Page transcription records
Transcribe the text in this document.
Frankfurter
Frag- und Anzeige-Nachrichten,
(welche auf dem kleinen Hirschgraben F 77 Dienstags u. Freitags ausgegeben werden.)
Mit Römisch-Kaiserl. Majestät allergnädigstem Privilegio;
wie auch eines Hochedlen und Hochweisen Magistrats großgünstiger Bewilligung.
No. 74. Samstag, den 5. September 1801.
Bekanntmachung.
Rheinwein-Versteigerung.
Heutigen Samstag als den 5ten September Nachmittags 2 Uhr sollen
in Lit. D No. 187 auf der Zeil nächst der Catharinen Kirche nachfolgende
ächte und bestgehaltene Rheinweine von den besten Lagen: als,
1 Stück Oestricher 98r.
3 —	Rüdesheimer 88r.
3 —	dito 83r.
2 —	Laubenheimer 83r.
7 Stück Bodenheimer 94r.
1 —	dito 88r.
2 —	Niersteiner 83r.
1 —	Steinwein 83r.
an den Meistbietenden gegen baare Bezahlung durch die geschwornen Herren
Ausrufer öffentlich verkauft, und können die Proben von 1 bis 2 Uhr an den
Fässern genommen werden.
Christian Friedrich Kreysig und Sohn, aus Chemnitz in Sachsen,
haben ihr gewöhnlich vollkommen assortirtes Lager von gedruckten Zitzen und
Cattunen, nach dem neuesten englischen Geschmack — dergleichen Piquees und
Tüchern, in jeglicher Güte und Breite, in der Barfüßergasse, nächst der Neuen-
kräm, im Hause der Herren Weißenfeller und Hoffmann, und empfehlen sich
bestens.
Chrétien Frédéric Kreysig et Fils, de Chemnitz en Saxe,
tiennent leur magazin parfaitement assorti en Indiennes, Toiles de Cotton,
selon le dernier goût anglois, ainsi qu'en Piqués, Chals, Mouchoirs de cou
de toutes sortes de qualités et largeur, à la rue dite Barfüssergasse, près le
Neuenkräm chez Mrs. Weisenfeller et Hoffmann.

### Assignment:
Each record should be given again exactly as it reads.

### Solution for this task:
Transcribe the text in this document.
Frankfurter
Frag- und Anzeige-Nachrichten,
(welche auf dem kleinen Hirschgraben F 77 Dienstags u. Freitags ausgegeben werden.)
Mit Römisch-Kaiserl. Majestät allergnädigstem Privilegio;
wie auch eines Hochedlen und Hochweisen Magistrats großgünstiger Bewilligung.
No. 74. Samstag, den 5. September 1801.
Bekanntmachung.
Rheinwein-Versteigerung.
Heutigen Samstag als den 5ten September Nachmittags 2 Uhr sollen
in Lit. D No. 187 auf der Zeil nächst der Catharinen Kirche nachfolgende
ächte und bestgehaltene Rheinweine von den besten Lagen: als,
1 Stück Oestricher 98r.
3 —	Rüdesheimer 88r.
3 —	dito 83r.
2 —	Laubenheimer 83r.
7 Stück Bodenheimer 94r.
1 —	dito 88r.
2 —	Niersteiner 83r.
1 —	Steinwein 83r.
an den Meistbietenden gegen baare Bezahlung durch die geschwornen Herren
Ausrufer öffentlich verkauft, und können die Proben von 1 bis 2 Uhr an den
Fässern genommen werden.
Christian Friedrich Kreysig und Sohn, aus Chemnitz in Sachsen,
haben ihr gewöhnlich vollkommen assortirtes Lager von gedruckten Zitzen und
Cattunen, nach dem neuesten englischen Geschmack — dergleichen Piquees und
Tüchern, in jeglicher Güte und Breite, in der Barfüßergasse, nächst der Neuen-
kräm, im Hause der Herren Weißenfeller und Hoffmann, und empfehlen sich
bestens.
Chrétien Frédéric Kreysig et Fils, de Chemnitz en Saxe,
tiennent leur magazin parfaitement assorti en Indiennes, Toiles de Cotton,
selon le dernier goût anglois, ainsi qu'en Piqués, Chals, Mouchoirs de cou
de toutes sortes de qualités et largeur, à la rue dite Barfüssergasse, près le
Neuenkräm chez Mrs. Weisenfeller et Hoffmann.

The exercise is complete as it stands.